(Rows from a figure dataset)
>> begin

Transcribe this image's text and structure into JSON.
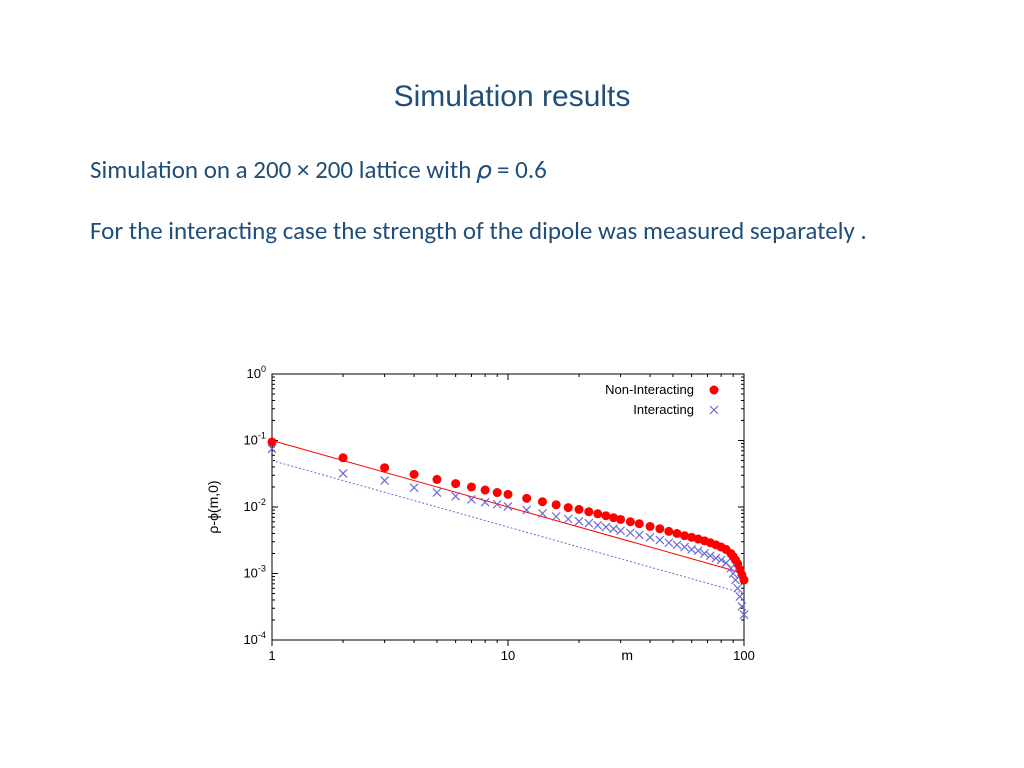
{
  "title": "Simulation results",
  "para1": "Simulation on a 200 × 200 lattice with 𝜌 = 0.6",
  "para2": "For the interacting case the strength of the dipole was measured separately .",
  "chart": {
    "type": "scatter-loglog",
    "xlabel": "m",
    "ylabel": "ρ-ϕ(m,0)",
    "xlim": [
      1,
      100
    ],
    "ylim": [
      0.0001,
      1
    ],
    "xticks": [
      1,
      10,
      100
    ],
    "yticks": [
      1,
      0.1,
      0.01,
      0.001,
      0.0001
    ],
    "ytick_labels": [
      "10^0",
      "10^-1",
      "10^-2",
      "10^-3",
      "10^-4"
    ],
    "background_color": "#ffffff",
    "axis_color": "#000000",
    "tick_fontsize": 13,
    "label_fontsize": 14,
    "legend": {
      "position": "top-right",
      "fontsize": 13,
      "items": [
        {
          "label": "Non-Interacting",
          "marker": "circle",
          "color": "#ff0000"
        },
        {
          "label": "Interacting",
          "marker": "x",
          "color": "#6a6ad4"
        }
      ]
    },
    "series": [
      {
        "name": "Non-Interacting",
        "marker": "circle",
        "marker_size": 4.5,
        "color": "#ff0000",
        "fit_line": {
          "color": "#ff0000",
          "width": 1,
          "dash": "none",
          "x0": 1,
          "y0": 0.1,
          "x1": 100,
          "y1": 0.001
        },
        "points": [
          [
            1,
            0.095
          ],
          [
            2,
            0.055
          ],
          [
            3,
            0.039
          ],
          [
            4,
            0.031
          ],
          [
            5,
            0.026
          ],
          [
            6,
            0.0225
          ],
          [
            7,
            0.02
          ],
          [
            8,
            0.018
          ],
          [
            9,
            0.0165
          ],
          [
            10,
            0.0155
          ],
          [
            12,
            0.0135
          ],
          [
            14,
            0.012
          ],
          [
            16,
            0.0108
          ],
          [
            18,
            0.0098
          ],
          [
            20,
            0.0092
          ],
          [
            22,
            0.0085
          ],
          [
            24,
            0.0079
          ],
          [
            26,
            0.0074
          ],
          [
            28,
            0.0069
          ],
          [
            30,
            0.0065
          ],
          [
            33,
            0.006
          ],
          [
            36,
            0.0056
          ],
          [
            40,
            0.0051
          ],
          [
            44,
            0.0047
          ],
          [
            48,
            0.0043
          ],
          [
            52,
            0.004
          ],
          [
            56,
            0.0037
          ],
          [
            60,
            0.0035
          ],
          [
            64,
            0.0033
          ],
          [
            68,
            0.0031
          ],
          [
            72,
            0.0029
          ],
          [
            76,
            0.0027
          ],
          [
            80,
            0.0025
          ],
          [
            84,
            0.0023
          ],
          [
            88,
            0.002
          ],
          [
            90,
            0.0018
          ],
          [
            92,
            0.0016
          ],
          [
            94,
            0.0014
          ],
          [
            96,
            0.00115
          ],
          [
            98,
            0.00095
          ],
          [
            100,
            0.0008
          ]
        ]
      },
      {
        "name": "Interacting",
        "marker": "x",
        "marker_size": 4,
        "color": "#6a6ad4",
        "fit_line": {
          "color": "#6a6ad4",
          "width": 1,
          "dash": "2,2",
          "x0": 1,
          "y0": 0.05,
          "x1": 100,
          "y1": 0.0005
        },
        "points": [
          [
            1,
            0.075
          ],
          [
            2,
            0.032
          ],
          [
            3,
            0.025
          ],
          [
            4,
            0.0195
          ],
          [
            5,
            0.0165
          ],
          [
            6,
            0.0145
          ],
          [
            7,
            0.013
          ],
          [
            8,
            0.0118
          ],
          [
            9,
            0.011
          ],
          [
            10,
            0.0102
          ],
          [
            12,
            0.009
          ],
          [
            14,
            0.008
          ],
          [
            16,
            0.0072
          ],
          [
            18,
            0.0066
          ],
          [
            20,
            0.0061
          ],
          [
            22,
            0.0057
          ],
          [
            24,
            0.0053
          ],
          [
            26,
            0.005
          ],
          [
            28,
            0.0047
          ],
          [
            30,
            0.0044
          ],
          [
            33,
            0.0041
          ],
          [
            36,
            0.0038
          ],
          [
            40,
            0.0035
          ],
          [
            44,
            0.0032
          ],
          [
            48,
            0.0029
          ],
          [
            52,
            0.0027
          ],
          [
            56,
            0.0025
          ],
          [
            60,
            0.0023
          ],
          [
            64,
            0.0022
          ],
          [
            68,
            0.002
          ],
          [
            72,
            0.00185
          ],
          [
            76,
            0.0017
          ],
          [
            80,
            0.0016
          ],
          [
            84,
            0.00145
          ],
          [
            88,
            0.0012
          ],
          [
            90,
            0.001
          ],
          [
            92,
            0.0008
          ],
          [
            94,
            0.0006
          ],
          [
            96,
            0.00045
          ],
          [
            98,
            0.00032
          ],
          [
            100,
            0.00024
          ]
        ]
      }
    ]
  }
}
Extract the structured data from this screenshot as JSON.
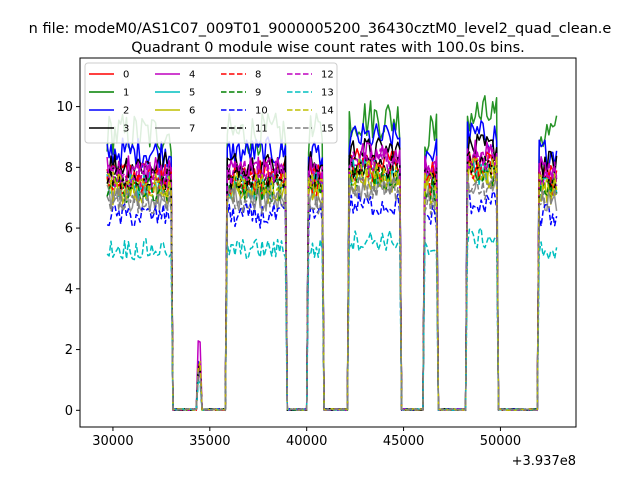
{
  "chart_data": {
    "type": "line",
    "suptitle": "n file: modeM0/AS1C07_009T01_9000005200_36430cztM0_level2_quad_clean.e",
    "title": "Quadrant 0 module wise count rates with 100.0s bins.",
    "xlabel": "",
    "ylabel": "",
    "x_offset_label": "+3.937e8",
    "xlim": [
      28300,
      53900
    ],
    "ylim": [
      -0.55,
      11.6
    ],
    "x_ticks": [
      {
        "value": 30000,
        "label": "30000"
      },
      {
        "value": 35000,
        "label": "35000"
      },
      {
        "value": 40000,
        "label": "40000"
      },
      {
        "value": 45000,
        "label": "45000"
      },
      {
        "value": 50000,
        "label": "50000"
      }
    ],
    "y_ticks": [
      {
        "value": 0,
        "label": "0"
      },
      {
        "value": 2,
        "label": "2"
      },
      {
        "value": 4,
        "label": "4"
      },
      {
        "value": 6,
        "label": "6"
      },
      {
        "value": 8,
        "label": "8"
      },
      {
        "value": 10,
        "label": "10"
      }
    ],
    "grid": false,
    "legend_position": "top-left",
    "x_range": [
      29700,
      52900
    ],
    "bin_width": 100,
    "on_segments": [
      [
        29700,
        33000
      ],
      [
        34400,
        34500
      ],
      [
        35900,
        38900
      ],
      [
        40100,
        40800
      ],
      [
        42200,
        44800
      ],
      [
        46100,
        46700
      ],
      [
        48300,
        49800
      ],
      [
        52000,
        52900
      ]
    ],
    "off_level": 0.05,
    "series": [
      {
        "name": "0",
        "color": "#ff0000",
        "dash": "solid",
        "level": 7.8,
        "noise": 0.45,
        "spike": 1.4
      },
      {
        "name": "1",
        "color": "#008000",
        "dash": "solid",
        "level": 9.1,
        "noise": 0.7,
        "spike": 1.6
      },
      {
        "name": "2",
        "color": "#0000ff",
        "dash": "solid",
        "level": 8.5,
        "noise": 0.5,
        "spike": 1.5
      },
      {
        "name": "3",
        "color": "#000000",
        "dash": "solid",
        "level": 8.1,
        "noise": 0.45,
        "spike": 1.5
      },
      {
        "name": "4",
        "color": "#bf00bf",
        "dash": "solid",
        "level": 7.9,
        "noise": 0.5,
        "spike": 2.3
      },
      {
        "name": "5",
        "color": "#00bfbf",
        "dash": "solid",
        "level": 7.4,
        "noise": 0.45,
        "spike": 1.4
      },
      {
        "name": "6",
        "color": "#bfbf00",
        "dash": "solid",
        "level": 7.2,
        "noise": 0.45,
        "spike": 1.4
      },
      {
        "name": "7",
        "color": "#808080",
        "dash": "solid",
        "level": 7.0,
        "noise": 0.45,
        "spike": 1.3
      },
      {
        "name": "8",
        "color": "#ff0000",
        "dash": "dashed",
        "level": 7.5,
        "noise": 0.45,
        "spike": 1.4
      },
      {
        "name": "9",
        "color": "#008000",
        "dash": "dashed",
        "level": 7.3,
        "noise": 0.45,
        "spike": 1.3
      },
      {
        "name": "10",
        "color": "#0000ff",
        "dash": "dashed",
        "level": 6.4,
        "noise": 0.4,
        "spike": 1.2
      },
      {
        "name": "11",
        "color": "#000000",
        "dash": "dashed",
        "level": 7.6,
        "noise": 0.4,
        "spike": 1.4
      },
      {
        "name": "12",
        "color": "#bf00bf",
        "dash": "dashed",
        "level": 7.8,
        "noise": 0.45,
        "spike": 1.4
      },
      {
        "name": "13",
        "color": "#00bfbf",
        "dash": "dashed",
        "level": 5.3,
        "noise": 0.35,
        "spike": 1.0
      },
      {
        "name": "14",
        "color": "#bfbf00",
        "dash": "dashed",
        "level": 7.4,
        "noise": 0.45,
        "spike": 1.6
      },
      {
        "name": "15",
        "color": "#808080",
        "dash": "dashed",
        "level": 6.9,
        "noise": 0.45,
        "spike": 1.3
      }
    ]
  }
}
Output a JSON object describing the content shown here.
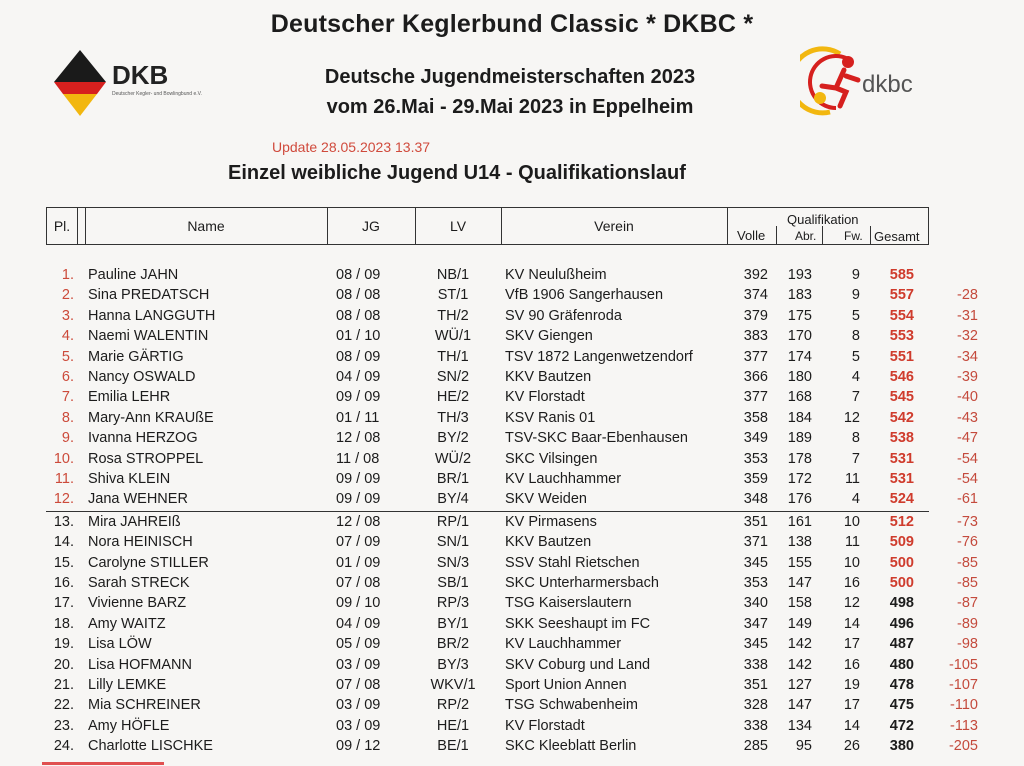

>> end

What is asked ▸ Search the data above for the string "with" and return every line that has it.

Task result ▸
  "para1": "Simulation on a 200 × 200 lattice with 𝜌 = 0.6",
    "title": "Quadrant 0 module wise count rates with 100.0s bins.",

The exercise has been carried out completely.